COMPITO ASSEGNATO ▸ Nel brano sui militari italiani internati in Germania, elenchi tutti i luoghi indicati come estensione geografica della prima ribellione antitedesca di una parte dell'esercito.
----- BRANO ESTRATTO
I militari italiani internati in Germania.
1.
1. Quanti, sotto il profilo storico o politico, hanno studiato e scritto della guerra di Liberazione non hanno espresso dubbi sulla legittimità di inserire nella storia della Resistenza la lotta degli internati nei campi di concentramento, e un qualche cenno, una qualche attenzione hanno in realtà dedicato all'odissea degli oltre 600 mila italiani gettati dalla vicenda dell'armistizio del settembre 1943 nei lager tedeschi. Se non altro perché nella prigionia si concluse la prima rapida e tragica ribellione antitedesca della Resistenza, quella rivolta di una parte dell'esercito che dall'Egeo alla Corsica, dalla Grecia alla Francia, dall'Albania alla Jugoslavia indicò immediatamente la possibilità e l'esigenza di una lotta del nostro popolo contro il nazifascismo e la Germania hitleriana.
Ma sia nei confronti della battaglia dell'esercito, dopo l'armistizio, e l'esperienza partigiana che una parte di esso visse in terra straniera, sia nei confronti della prigionia nei lager, si è trattato per lo più di un interesse marginale e riflesso, di un riconoscimento generico e contingente, sicché e giusto affermare che un'analisi storica intorno al significato e al valore di quegli episodi di tanto rilievo debba ancora essere compiuta.
E se qualche fatto, come l'eccidio di Cefalonia o la battaglia di Lero, è riuscito a divenire motivo e parte, generalmente nota, della passione e del patrimonio della Resistenza nazionale, nell'ombra sono rimasti finora gli infiniti atti di dignità e di coraggio e la ribellione sanguinosa e spesso disperata dei soldati e degli ufficiali italiani; poco conosciuto è ancora il contributo dato dai reparti del nostro esercito alla lotta per la libertà di altre nazioni e, ciò che più importa, il nesso tra la resistenza all'estero e il movimento nazionale di liberazione.
Per la prigionia dei soldati italiani nei lager della Germania è accaduto poi che essa fosse considerata, da una parte, nei termini «classici» e generici della cattività militare alla stessa stregua dei casi consimili di ogni guerra o di altri della medesima guerra, e, dall'altra, confusa e dissolta nella vicenda generale dei campi di concentramento in cui il nazismo oppresse e distrusse nemici e avversari politici e razziali, smarrendosi in tal modo il carattere e il valore peculiari e tipici di quella esperienza. A parte qualche esemplare testimonianza letteraria, qualche documento acuto e talvolta spietato sulla sofferenza umana e sulla persecuzione bestiale nei lager, la storia dei militari italiani internati in Germania resta ancora da scrivere e da scrivere nell'unico modo in cui essa può esser oggetto degno e necessario di storia: come un capitolo cioè della resistenza e della lotta di liberazione nazionale.
----------
----- ESTRATTI DEI DATI
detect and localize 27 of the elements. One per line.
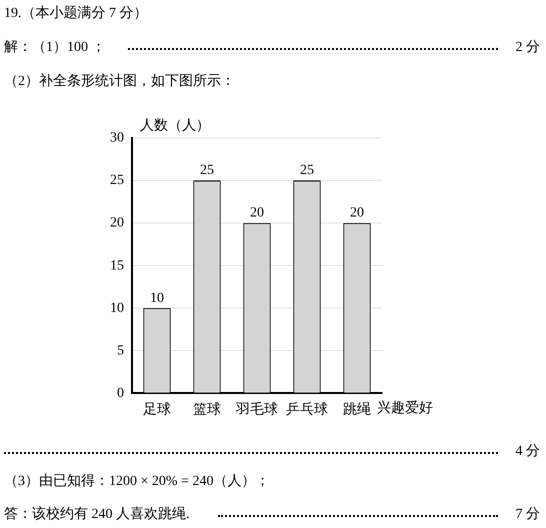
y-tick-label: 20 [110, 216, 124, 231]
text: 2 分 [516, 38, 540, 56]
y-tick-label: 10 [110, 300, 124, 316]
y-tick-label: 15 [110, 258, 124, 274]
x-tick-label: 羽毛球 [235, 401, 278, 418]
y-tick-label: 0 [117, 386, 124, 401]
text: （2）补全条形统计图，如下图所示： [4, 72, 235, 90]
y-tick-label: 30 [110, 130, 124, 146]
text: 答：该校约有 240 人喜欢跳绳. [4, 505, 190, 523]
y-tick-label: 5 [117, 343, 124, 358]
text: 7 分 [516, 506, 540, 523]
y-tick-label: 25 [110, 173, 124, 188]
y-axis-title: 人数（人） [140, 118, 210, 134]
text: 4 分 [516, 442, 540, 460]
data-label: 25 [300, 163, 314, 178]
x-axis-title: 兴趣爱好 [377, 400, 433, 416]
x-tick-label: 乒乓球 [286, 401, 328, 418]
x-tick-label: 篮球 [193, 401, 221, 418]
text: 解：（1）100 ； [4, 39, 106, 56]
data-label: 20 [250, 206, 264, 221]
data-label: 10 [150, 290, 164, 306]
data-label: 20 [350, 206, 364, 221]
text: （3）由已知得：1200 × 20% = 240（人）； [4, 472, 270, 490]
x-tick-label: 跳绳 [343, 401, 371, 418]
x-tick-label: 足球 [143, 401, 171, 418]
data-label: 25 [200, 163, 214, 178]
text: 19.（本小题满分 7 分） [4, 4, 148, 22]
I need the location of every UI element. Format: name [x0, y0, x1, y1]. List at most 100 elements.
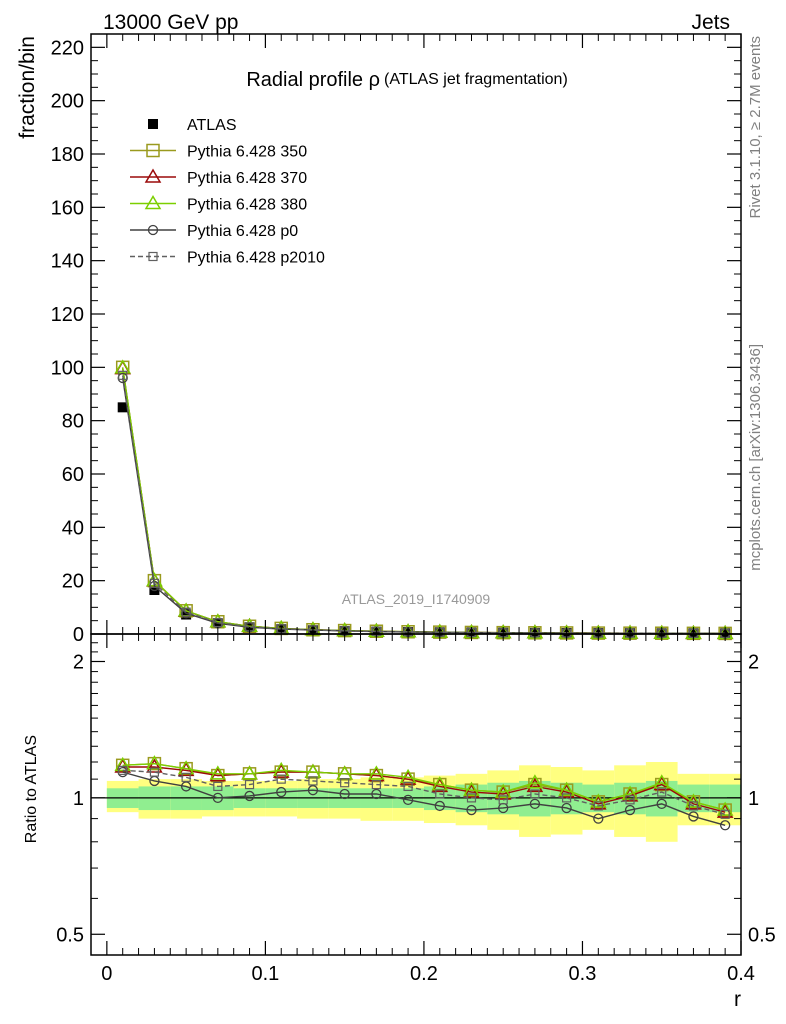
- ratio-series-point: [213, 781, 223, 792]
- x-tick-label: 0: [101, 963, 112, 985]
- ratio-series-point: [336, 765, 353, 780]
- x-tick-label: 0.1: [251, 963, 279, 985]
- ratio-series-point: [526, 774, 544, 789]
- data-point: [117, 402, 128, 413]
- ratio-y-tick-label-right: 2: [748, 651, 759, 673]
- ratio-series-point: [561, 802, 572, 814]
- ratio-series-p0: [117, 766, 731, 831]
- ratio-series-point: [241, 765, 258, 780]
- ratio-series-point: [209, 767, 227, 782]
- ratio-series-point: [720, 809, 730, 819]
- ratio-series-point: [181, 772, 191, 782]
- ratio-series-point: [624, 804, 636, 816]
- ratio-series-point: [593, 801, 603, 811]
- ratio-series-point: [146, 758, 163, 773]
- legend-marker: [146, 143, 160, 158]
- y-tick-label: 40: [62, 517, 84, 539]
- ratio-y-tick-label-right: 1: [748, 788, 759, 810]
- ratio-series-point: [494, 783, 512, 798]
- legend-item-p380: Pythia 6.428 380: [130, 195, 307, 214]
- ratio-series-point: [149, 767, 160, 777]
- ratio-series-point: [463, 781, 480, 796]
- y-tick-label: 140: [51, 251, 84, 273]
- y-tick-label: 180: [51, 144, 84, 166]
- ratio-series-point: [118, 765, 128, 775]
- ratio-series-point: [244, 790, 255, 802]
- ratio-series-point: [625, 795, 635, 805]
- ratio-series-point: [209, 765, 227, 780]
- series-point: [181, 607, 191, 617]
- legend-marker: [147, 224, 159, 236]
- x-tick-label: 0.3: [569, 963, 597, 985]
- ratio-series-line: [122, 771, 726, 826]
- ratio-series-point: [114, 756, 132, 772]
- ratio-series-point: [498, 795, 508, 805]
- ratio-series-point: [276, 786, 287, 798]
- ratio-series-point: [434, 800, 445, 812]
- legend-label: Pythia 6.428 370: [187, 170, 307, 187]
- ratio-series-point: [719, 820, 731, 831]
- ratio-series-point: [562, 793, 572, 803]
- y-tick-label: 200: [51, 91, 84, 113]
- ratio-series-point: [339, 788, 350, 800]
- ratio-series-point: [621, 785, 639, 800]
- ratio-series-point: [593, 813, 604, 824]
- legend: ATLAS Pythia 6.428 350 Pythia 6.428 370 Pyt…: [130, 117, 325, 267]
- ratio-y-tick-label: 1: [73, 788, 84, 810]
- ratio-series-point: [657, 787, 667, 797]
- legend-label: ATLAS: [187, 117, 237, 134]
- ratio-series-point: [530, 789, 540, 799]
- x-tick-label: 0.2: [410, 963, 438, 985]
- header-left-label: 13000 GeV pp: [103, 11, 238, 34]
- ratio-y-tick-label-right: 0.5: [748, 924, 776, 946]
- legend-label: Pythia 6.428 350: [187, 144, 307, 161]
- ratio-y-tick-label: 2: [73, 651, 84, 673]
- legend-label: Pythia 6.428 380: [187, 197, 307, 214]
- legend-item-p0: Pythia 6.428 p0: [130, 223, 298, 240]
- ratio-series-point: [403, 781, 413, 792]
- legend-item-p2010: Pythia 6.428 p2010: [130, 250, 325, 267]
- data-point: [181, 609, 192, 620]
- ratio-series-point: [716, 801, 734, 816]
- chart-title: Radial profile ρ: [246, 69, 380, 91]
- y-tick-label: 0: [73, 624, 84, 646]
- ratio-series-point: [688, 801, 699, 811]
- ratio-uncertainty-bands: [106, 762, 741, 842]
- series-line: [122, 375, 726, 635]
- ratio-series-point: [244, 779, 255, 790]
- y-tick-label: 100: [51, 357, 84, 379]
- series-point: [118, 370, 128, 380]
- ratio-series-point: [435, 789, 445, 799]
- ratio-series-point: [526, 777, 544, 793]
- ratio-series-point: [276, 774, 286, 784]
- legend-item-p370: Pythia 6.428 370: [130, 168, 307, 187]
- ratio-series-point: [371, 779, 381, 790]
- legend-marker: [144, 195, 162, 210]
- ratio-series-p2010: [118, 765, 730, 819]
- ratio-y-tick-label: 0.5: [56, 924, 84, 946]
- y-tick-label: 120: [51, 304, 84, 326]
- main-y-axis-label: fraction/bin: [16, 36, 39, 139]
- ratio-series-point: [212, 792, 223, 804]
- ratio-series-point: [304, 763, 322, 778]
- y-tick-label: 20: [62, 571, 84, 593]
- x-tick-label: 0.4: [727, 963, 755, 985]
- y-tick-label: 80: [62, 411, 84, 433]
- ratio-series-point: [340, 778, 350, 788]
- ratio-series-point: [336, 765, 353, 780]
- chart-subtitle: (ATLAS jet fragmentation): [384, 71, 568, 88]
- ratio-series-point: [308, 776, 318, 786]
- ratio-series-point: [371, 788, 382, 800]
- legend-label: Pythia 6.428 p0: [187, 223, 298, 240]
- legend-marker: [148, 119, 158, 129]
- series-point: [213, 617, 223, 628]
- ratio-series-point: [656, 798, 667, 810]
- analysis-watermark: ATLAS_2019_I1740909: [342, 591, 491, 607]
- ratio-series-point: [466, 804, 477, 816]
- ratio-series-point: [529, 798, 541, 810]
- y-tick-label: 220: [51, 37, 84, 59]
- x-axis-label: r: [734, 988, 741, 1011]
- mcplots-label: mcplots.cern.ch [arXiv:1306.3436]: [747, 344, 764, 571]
----------
SOLUZIONE PROPOSTA ▸ Egeo, Corsica, Grecia, Francia, Albania, Jugoslavia.